> _Text extract_:

RE: [PATCH 1/1] swiotlb: extend buffer pre-padding to alloc_align_mask if necessary

From: Michael Kelley
Date: Fri Mar 15 2024 - 10:59:24 EST


From: Petr Tesařík <petr@xxxxxxxxxxx> Sent: Friday, March 15, 2024 5:26 AM
>
> On Fri, 15 Mar 2024 02:53:10 +0000
> Michael Kelley <mhklinux@xxxxxxxxxxx> wrote:
>
> > From: Petr Tesarik <petrtesarik@xxxxxxxxxxxxxxx> Sent: Tuesday, March 12, 2024 6:42 AM
> > >

[snip]

> > > @@ -1349,6 +1353,15 @@ phys_addr_t swiotlb_tbl_map_single(struct device *dev, phys_addr_t orig_addr,
> > > return (phys_addr_t)DMA_MAPPING_ERROR;
> > > }
> > >
> > > + /*
> > > + * Calculate buffer pre-padding within the allocated space. Use it to
> > > + * preserve the low bits of the original address according to device's
> > > + * min_align_mask. Limit the padding to alloc_align_mask or slot size
> > > + * (whichever is bigger); higher bits of the original address are
> > > + * preserved by selecting a suitable IO TLB slot.

> _Stated goal A_:
Render into Spanish this sentence from the swiotlb patch discussion: "Calculate buffer pre-padding within the allocated space."
> _Stated goal B_:
Reproduce the records from the line with "For every button, label, input, icon, or" to the line with "rentowe-label: Rentowe: [447, 736, 498, 750]", substituting "enclosing rectangle" for "bounding box" and leaving everything else unchanged. Omit the pictures from your answer.
The records that follow have no connection to the patch discussion above.

> _Supplied records_:
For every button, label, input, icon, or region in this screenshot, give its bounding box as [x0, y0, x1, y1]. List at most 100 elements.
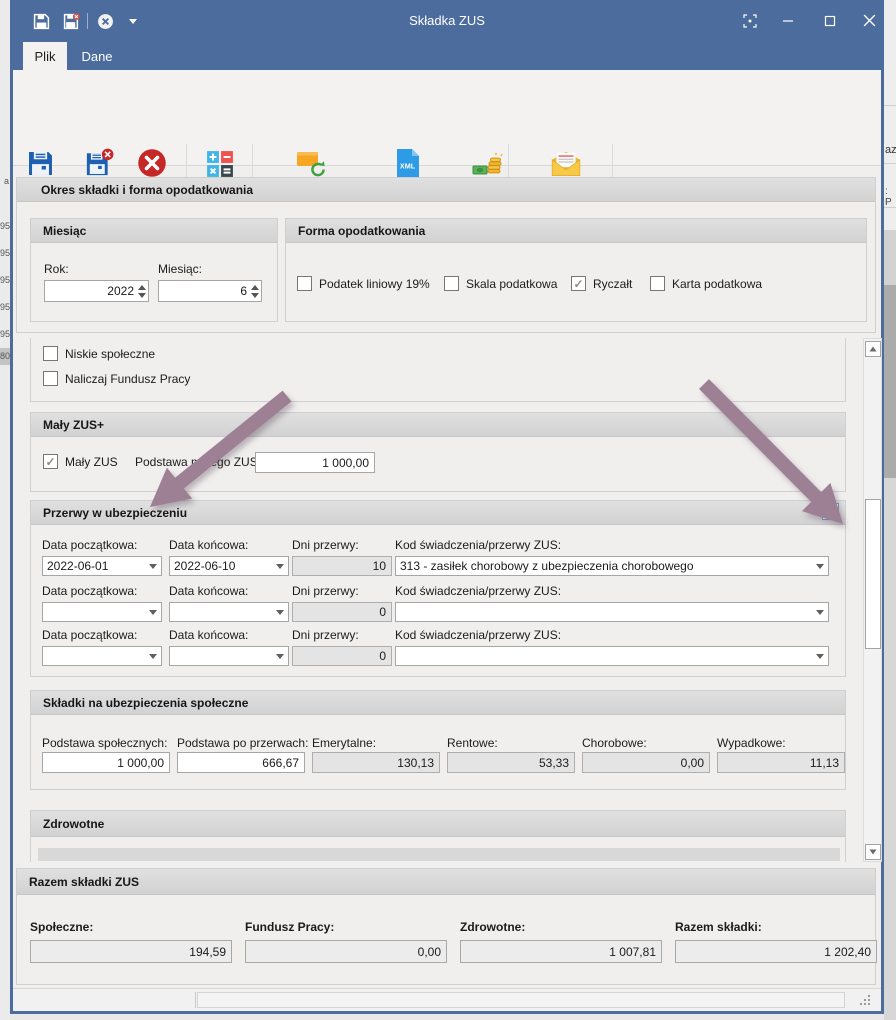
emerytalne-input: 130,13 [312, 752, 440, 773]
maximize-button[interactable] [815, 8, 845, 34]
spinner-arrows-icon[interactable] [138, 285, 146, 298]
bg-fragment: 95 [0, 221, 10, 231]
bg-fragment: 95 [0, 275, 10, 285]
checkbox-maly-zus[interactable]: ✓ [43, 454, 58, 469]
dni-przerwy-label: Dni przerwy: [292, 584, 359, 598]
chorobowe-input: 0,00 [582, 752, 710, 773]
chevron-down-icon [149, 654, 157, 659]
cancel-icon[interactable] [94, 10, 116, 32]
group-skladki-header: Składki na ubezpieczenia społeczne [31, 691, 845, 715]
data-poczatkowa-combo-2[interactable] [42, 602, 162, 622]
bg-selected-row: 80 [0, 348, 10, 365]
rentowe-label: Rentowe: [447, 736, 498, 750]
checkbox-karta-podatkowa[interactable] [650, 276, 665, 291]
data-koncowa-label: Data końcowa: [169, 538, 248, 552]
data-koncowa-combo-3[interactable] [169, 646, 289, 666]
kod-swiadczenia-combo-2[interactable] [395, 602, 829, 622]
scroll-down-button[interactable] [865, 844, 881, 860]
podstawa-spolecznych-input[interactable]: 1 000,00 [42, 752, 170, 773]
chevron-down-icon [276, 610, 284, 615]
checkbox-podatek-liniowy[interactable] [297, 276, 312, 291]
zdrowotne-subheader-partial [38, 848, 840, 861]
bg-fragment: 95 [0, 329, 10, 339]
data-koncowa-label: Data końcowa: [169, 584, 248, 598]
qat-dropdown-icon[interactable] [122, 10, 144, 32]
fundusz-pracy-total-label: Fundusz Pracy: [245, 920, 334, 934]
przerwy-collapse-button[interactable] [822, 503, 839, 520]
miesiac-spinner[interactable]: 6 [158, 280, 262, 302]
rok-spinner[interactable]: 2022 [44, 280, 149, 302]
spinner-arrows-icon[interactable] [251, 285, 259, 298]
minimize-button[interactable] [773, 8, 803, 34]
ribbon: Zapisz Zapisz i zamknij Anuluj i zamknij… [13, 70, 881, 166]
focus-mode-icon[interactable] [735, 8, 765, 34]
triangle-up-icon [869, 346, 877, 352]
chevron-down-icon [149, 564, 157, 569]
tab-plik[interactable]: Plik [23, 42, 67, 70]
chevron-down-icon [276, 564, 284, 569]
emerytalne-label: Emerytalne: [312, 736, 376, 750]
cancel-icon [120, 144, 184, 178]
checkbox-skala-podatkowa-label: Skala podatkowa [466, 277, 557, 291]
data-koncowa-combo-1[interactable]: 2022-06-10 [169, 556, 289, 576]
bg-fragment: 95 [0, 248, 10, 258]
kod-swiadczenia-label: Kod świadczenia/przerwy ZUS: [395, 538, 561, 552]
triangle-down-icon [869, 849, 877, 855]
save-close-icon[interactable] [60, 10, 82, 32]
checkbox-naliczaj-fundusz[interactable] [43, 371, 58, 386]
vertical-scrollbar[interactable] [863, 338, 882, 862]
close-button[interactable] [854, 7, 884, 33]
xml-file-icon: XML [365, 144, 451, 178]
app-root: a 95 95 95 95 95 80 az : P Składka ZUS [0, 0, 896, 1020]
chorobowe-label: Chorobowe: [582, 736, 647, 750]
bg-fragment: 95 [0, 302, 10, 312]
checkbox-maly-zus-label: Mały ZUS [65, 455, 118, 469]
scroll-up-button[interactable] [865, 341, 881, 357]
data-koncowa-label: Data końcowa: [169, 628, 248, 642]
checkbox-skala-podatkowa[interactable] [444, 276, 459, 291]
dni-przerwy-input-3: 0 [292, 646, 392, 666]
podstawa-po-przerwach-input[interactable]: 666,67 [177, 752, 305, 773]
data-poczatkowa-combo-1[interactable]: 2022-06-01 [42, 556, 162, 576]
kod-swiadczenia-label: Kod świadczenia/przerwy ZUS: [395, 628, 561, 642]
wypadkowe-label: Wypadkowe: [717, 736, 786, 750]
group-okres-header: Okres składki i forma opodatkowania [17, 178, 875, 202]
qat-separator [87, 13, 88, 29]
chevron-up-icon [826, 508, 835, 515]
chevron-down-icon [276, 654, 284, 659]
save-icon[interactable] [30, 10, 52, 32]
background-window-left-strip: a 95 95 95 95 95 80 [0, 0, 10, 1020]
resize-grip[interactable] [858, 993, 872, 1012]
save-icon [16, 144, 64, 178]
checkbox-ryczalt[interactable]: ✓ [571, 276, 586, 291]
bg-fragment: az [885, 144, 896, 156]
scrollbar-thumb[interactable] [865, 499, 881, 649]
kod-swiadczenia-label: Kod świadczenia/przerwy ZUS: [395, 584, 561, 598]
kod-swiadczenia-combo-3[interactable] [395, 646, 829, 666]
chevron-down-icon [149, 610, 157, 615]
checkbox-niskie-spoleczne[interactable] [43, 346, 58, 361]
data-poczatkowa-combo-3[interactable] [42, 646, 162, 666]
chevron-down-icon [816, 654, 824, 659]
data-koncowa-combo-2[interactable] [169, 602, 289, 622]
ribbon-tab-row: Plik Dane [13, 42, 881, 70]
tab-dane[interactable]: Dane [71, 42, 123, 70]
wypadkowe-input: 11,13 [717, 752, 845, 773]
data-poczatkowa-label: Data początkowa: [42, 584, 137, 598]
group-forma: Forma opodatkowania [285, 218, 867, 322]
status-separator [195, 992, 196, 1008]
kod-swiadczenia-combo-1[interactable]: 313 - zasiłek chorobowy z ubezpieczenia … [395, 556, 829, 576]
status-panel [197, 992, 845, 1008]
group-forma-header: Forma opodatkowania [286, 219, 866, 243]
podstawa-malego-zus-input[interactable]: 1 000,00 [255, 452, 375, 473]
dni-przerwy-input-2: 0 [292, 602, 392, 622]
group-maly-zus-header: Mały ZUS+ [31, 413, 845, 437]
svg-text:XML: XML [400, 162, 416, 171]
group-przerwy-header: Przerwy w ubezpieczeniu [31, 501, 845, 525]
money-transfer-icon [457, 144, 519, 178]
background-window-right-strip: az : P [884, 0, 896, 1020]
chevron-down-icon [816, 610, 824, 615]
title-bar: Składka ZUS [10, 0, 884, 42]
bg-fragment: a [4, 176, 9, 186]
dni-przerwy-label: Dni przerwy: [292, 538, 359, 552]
---
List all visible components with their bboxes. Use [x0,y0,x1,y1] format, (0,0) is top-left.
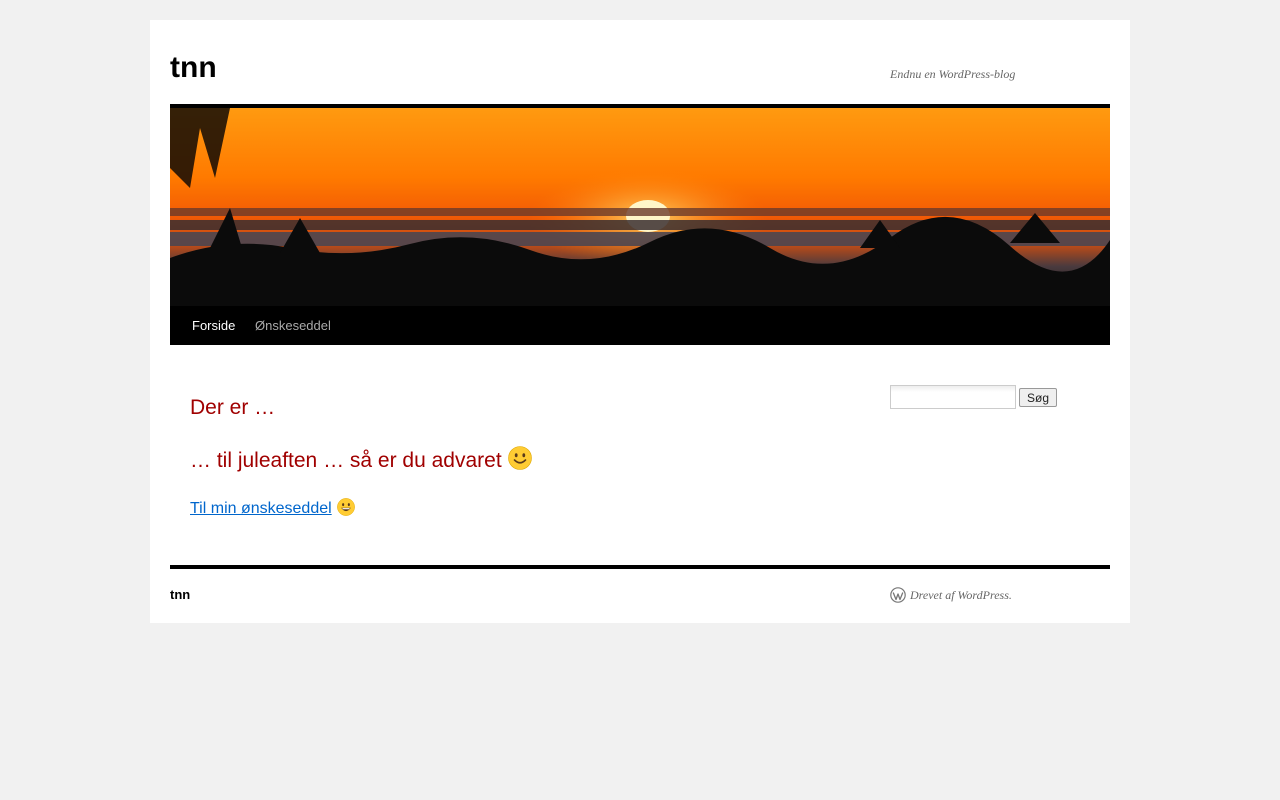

> _Exercise output A_:
Calcule el relleno previo del búfer dentro del espacio asignado.

> _Exercise output B_:
For every button, label, input, icon, or region in this screenshot, give its enclosing rectangle as [x0, y0, x1, y1]. List at most 100 elements.
emerytalne-input: 130,13 [312, 752, 440, 773]
maximize-button[interactable] [815, 8, 845, 34]
spinner-arrows-icon[interactable] [138, 285, 146, 298]
bg-fragment: 95 [0, 221, 10, 231]
bg-fragment: 95 [0, 275, 10, 285]
checkbox-maly-zus[interactable]: ✓ [43, 454, 58, 469]
dni-przerwy-label: Dni przerwy: [292, 584, 359, 598]
chorobowe-input: 0,00 [582, 752, 710, 773]
chevron-down-icon [149, 654, 157, 659]
cancel-icon[interactable] [94, 10, 116, 32]
group-skladki-header: Składki na ubezpieczenia społeczne [31, 691, 845, 715]
data-poczatkowa-combo-2[interactable] [42, 602, 162, 622]
bg-selected-row: 80 [0, 348, 10, 365]
rentowe-label: Rentowe: [447, 736, 498, 750]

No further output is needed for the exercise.